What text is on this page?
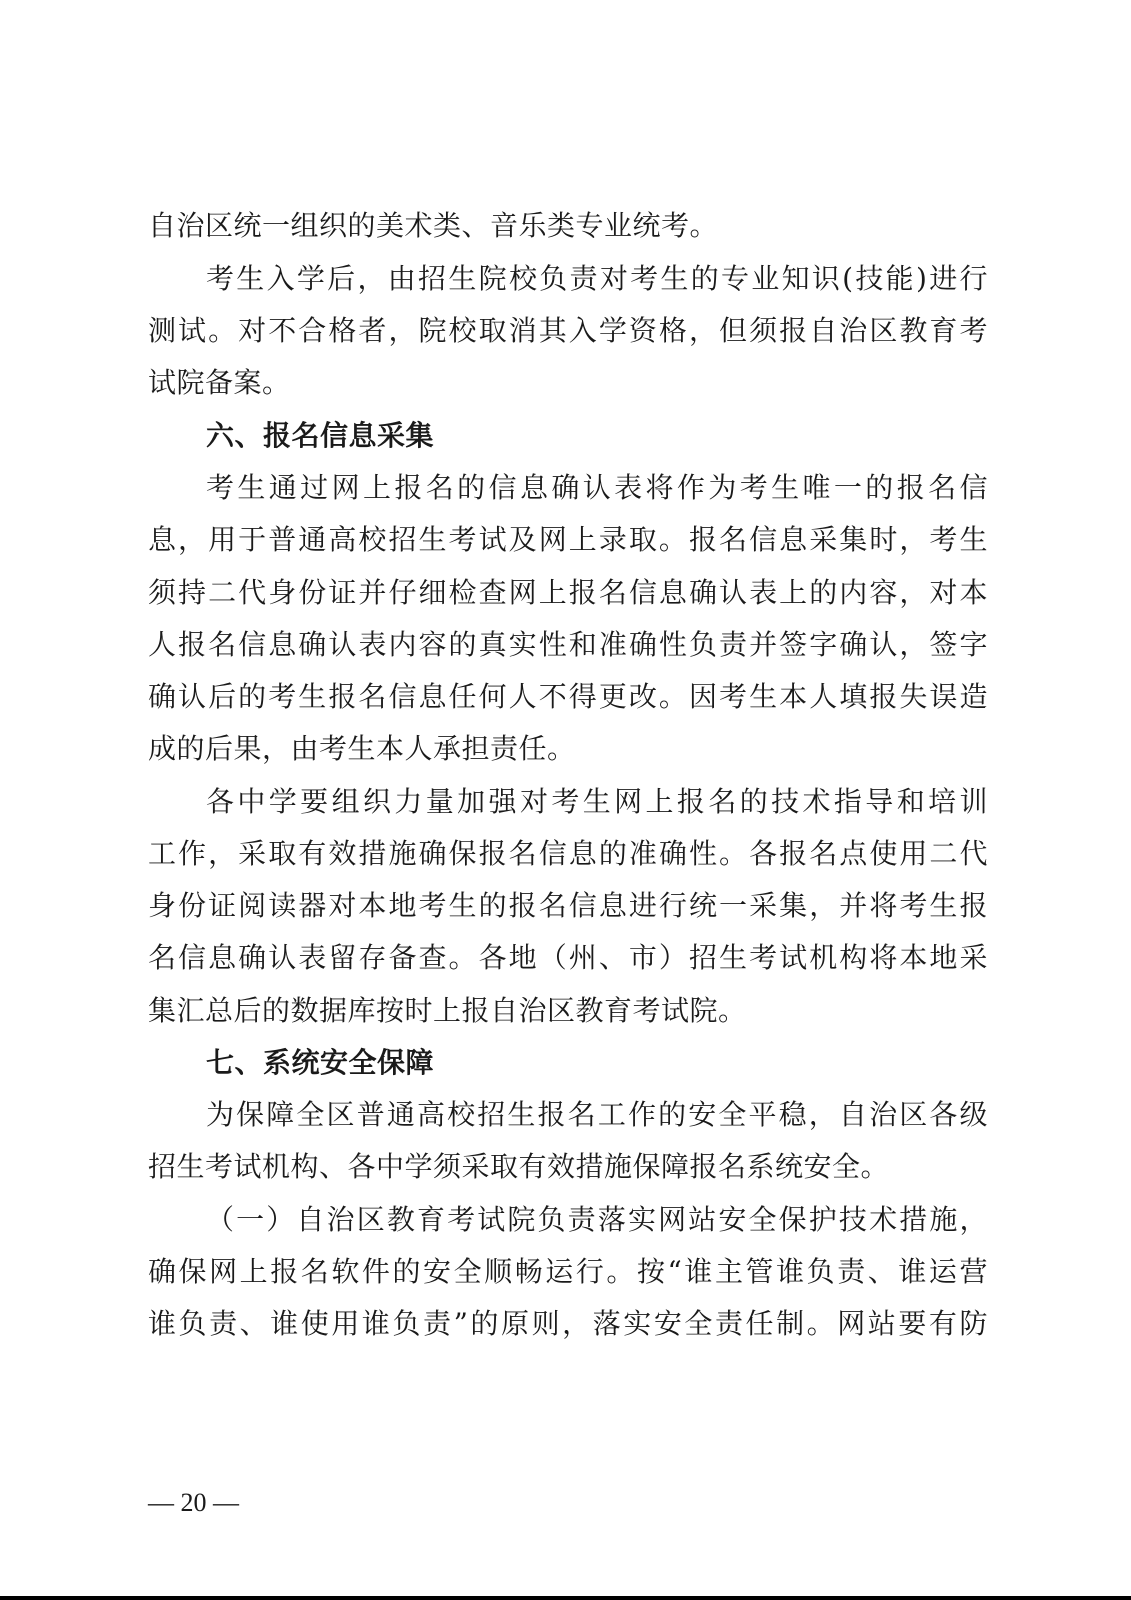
自治区统一组织的美术类、音乐类专业统考。
考生入学后，由招生院校负责对考生的专业知识(技能)进行
测试。对不合格者，院校取消其入学资格，但须报自治区教育考
试院备案。
六、报名信息采集
考生通过网上报名的信息确认表将作为考生唯一的报名信
息，用于普通高校招生考试及网上录取。报名信息采集时，考生
须持二代身份证并仔细检查网上报名信息确认表上的内容，对本
人报名信息确认表内容的真实性和准确性负责并签字确认，签字
确认后的考生报名信息任何人不得更改。因考生本人填报失误造
成的后果，由考生本人承担责任。
各中学要组织力量加强对考生网上报名的技术指导和培训
工作，采取有效措施确保报名信息的准确性。各报名点使用二代
身份证阅读器对本地考生的报名信息进行统一采集，并将考生报
名信息确认表留存备查。各地（州、市）招生考试机构将本地采
集汇总后的数据库按时上报自治区教育考试院。
七、系统安全保障
为保障全区普通高校招生报名工作的安全平稳，自治区各级
招生考试机构、各中学须采取有效措施保障报名系统安全。
（一）自治区教育考试院负责落实网站安全保护技术措施，
确保网上报名软件的安全顺畅运行。按“谁主管谁负责、谁运营
谁负责、谁使用谁负责”的原则，落实安全责任制。网站要有防
— 20 —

## WHAT YOU ARE ASKED TO DO
Transcribe the material as is, with images omitted.

## TASK RESULT
What text is on this page?
自治区统一组织的美术类、音乐类专业统考。
考生入学后，由招生院校负责对考生的专业知识(技能)进行
测试。对不合格者，院校取消其入学资格，但须报自治区教育考
试院备案。
六、报名信息采集
考生通过网上报名的信息确认表将作为考生唯一的报名信
息，用于普通高校招生考试及网上录取。报名信息采集时，考生
须持二代身份证并仔细检查网上报名信息确认表上的内容，对本
人报名信息确认表内容的真实性和准确性负责并签字确认，签字
确认后的考生报名信息任何人不得更改。因考生本人填报失误造
成的后果，由考生本人承担责任。
各中学要组织力量加强对考生网上报名的技术指导和培训
工作，采取有效措施确保报名信息的准确性。各报名点使用二代
身份证阅读器对本地考生的报名信息进行统一采集，并将考生报
名信息确认表留存备查。各地（州、市）招生考试机构将本地采
集汇总后的数据库按时上报自治区教育考试院。
七、系统安全保障
为保障全区普通高校招生报名工作的安全平稳，自治区各级
招生考试机构、各中学须采取有效措施保障报名系统安全。
（一）自治区教育考试院负责落实网站安全保护技术措施，
确保网上报名软件的安全顺畅运行。按“谁主管谁负责、谁运营
谁负责、谁使用谁负责”的原则，落实安全责任制。网站要有防
— 20 —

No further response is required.